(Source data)
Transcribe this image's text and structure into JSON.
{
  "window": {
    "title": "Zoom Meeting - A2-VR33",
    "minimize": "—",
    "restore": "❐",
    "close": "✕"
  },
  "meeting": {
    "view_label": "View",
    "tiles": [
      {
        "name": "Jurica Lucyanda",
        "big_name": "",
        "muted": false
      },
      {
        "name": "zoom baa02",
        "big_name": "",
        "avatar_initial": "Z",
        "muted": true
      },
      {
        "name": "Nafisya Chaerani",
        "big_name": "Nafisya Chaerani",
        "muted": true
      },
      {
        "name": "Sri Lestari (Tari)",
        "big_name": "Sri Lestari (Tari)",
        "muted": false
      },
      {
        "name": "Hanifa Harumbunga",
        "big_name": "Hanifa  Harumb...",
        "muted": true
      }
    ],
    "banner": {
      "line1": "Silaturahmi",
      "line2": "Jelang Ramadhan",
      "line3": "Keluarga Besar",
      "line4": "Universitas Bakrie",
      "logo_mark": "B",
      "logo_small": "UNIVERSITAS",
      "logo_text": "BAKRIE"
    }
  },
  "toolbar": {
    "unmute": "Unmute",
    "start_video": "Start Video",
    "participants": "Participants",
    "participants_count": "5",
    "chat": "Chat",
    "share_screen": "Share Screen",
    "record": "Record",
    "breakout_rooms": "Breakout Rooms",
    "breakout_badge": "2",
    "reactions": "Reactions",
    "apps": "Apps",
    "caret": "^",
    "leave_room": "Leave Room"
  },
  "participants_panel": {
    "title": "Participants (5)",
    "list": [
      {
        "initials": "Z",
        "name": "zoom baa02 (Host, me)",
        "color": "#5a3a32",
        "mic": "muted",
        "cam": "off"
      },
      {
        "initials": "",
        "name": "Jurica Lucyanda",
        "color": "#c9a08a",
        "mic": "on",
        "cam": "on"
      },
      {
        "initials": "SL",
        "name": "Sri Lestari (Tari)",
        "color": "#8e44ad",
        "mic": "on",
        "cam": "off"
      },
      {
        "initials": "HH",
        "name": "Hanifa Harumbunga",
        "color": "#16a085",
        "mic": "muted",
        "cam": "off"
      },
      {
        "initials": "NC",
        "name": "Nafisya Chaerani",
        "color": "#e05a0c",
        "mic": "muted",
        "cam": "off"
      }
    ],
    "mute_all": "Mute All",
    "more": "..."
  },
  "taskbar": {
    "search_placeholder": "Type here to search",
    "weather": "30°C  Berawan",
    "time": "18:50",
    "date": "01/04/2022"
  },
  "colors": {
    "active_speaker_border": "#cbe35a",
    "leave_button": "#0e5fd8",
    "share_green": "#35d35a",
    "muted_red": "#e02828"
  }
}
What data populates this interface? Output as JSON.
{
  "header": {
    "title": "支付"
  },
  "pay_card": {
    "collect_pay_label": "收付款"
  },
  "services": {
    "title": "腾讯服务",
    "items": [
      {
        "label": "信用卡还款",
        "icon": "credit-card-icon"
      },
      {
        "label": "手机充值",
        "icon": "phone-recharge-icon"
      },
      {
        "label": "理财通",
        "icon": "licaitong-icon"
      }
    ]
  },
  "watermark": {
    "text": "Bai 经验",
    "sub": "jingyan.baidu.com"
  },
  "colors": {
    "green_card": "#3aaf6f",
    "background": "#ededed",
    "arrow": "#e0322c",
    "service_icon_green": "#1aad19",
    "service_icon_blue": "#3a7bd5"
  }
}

→ **INSTRUCTION**: Write out the entries above once more, without altering anything.

→ **RESPONSE FOR THIS EXERCISE**:
Transcribe this image's text and structure into JSON.
{
  "window": {
    "title": "Zoom Meeting - A2-VR33",
    "minimize": "—",
    "restore": "❐",
    "close": "✕"
  },
  "meeting": {
    "view_label": "View",
    "tiles": [
      {
        "name": "Jurica Lucyanda",
        "big_name": "",
        "muted": false
      },
      {
        "name": "zoom baa02",
        "big_name": "",
        "avatar_initial": "Z",
        "muted": true
      },
      {
        "name": "Nafisya Chaerani",
        "big_name": "Nafisya Chaerani",
        "muted": true
      },
      {
        "name": "Sri Lestari (Tari)",
        "big_name": "Sri Lestari (Tari)",
        "muted": false
      },
      {
        "name": "Hanifa Harumbunga",
        "big_name": "Hanifa  Harumb...",
        "muted": true
      }
    ],
    "banner": {
      "line1": "Silaturahmi",
      "line2": "Jelang Ramadhan",
      "line3": "Keluarga Besar",
      "line4": "Universitas Bakrie",
      "logo_mark": "B",
      "logo_small": "UNIVERSITAS",
      "logo_text": "BAKRIE"
    }
  },
  "toolbar": {
    "unmute": "Unmute",
    "start_video": "Start Video",
    "participants": "Participants",
    "participants_count": "5",
    "chat": "Chat",
    "share_screen": "Share Screen",
    "record": "Record",
    "breakout_rooms": "Breakout Rooms",
    "breakout_badge": "2",
    "reactions": "Reactions",
    "apps": "Apps",
    "caret": "^",
    "leave_room": "Leave Room"
  },
  "participants_panel": {
    "title": "Participants (5)",
    "list": [
      {
        "initials": "Z",
        "name": "zoom baa02 (Host, me)",
        "color": "#5a3a32",
        "mic": "muted",
        "cam": "off"
      },
      {
        "initials": "",
        "name": "Jurica Lucyanda",
        "color": "#c9a08a",
        "mic": "on",
        "cam": "on"
      },
      {
        "initials": "SL",
        "name": "Sri Lestari (Tari)",
        "color": "#8e44ad",
        "mic": "on",
        "cam": "off"
      },
      {
        "initials": "HH",
        "name": "Hanifa Harumbunga",
        "color": "#16a085",
        "mic": "muted",
        "cam": "off"
      },
      {
        "initials": "NC",
        "name": "Nafisya Chaerani",
        "color": "#e05a0c",
        "mic": "muted",
        "cam": "off"
      }
    ],
    "mute_all": "Mute All",
    "more": "..."
  },
  "taskbar": {
    "search_placeholder": "Type here to search",
    "weather": "30°C  Berawan",
    "time": "18:50",
    "date": "01/04/2022"
  },
  "colors": {
    "active_speaker_border": "#cbe35a",
    "leave_button": "#0e5fd8",
    "share_green": "#35d35a",
    "muted_red": "#e02828"
  }
}
What data populates this interface? Output as JSON.
{
  "header": {
    "title": "支付"
  },
  "pay_card": {
    "collect_pay_label": "收付款"
  },
  "services": {
    "title": "腾讯服务",
    "items": [
      {
        "label": "信用卡还款",
        "icon": "credit-card-icon"
      },
      {
        "label": "手机充值",
        "icon": "phone-recharge-icon"
      },
      {
        "label": "理财通",
        "icon": "licaitong-icon"
      }
    ]
  },
  "watermark": {
    "text": "Bai 经验",
    "sub": "jingyan.baidu.com"
  },
  "colors": {
    "green_card": "#3aaf6f",
    "background": "#ededed",
    "arrow": "#e0322c",
    "service_icon_green": "#1aad19",
    "service_icon_blue": "#3a7bd5"
  }
}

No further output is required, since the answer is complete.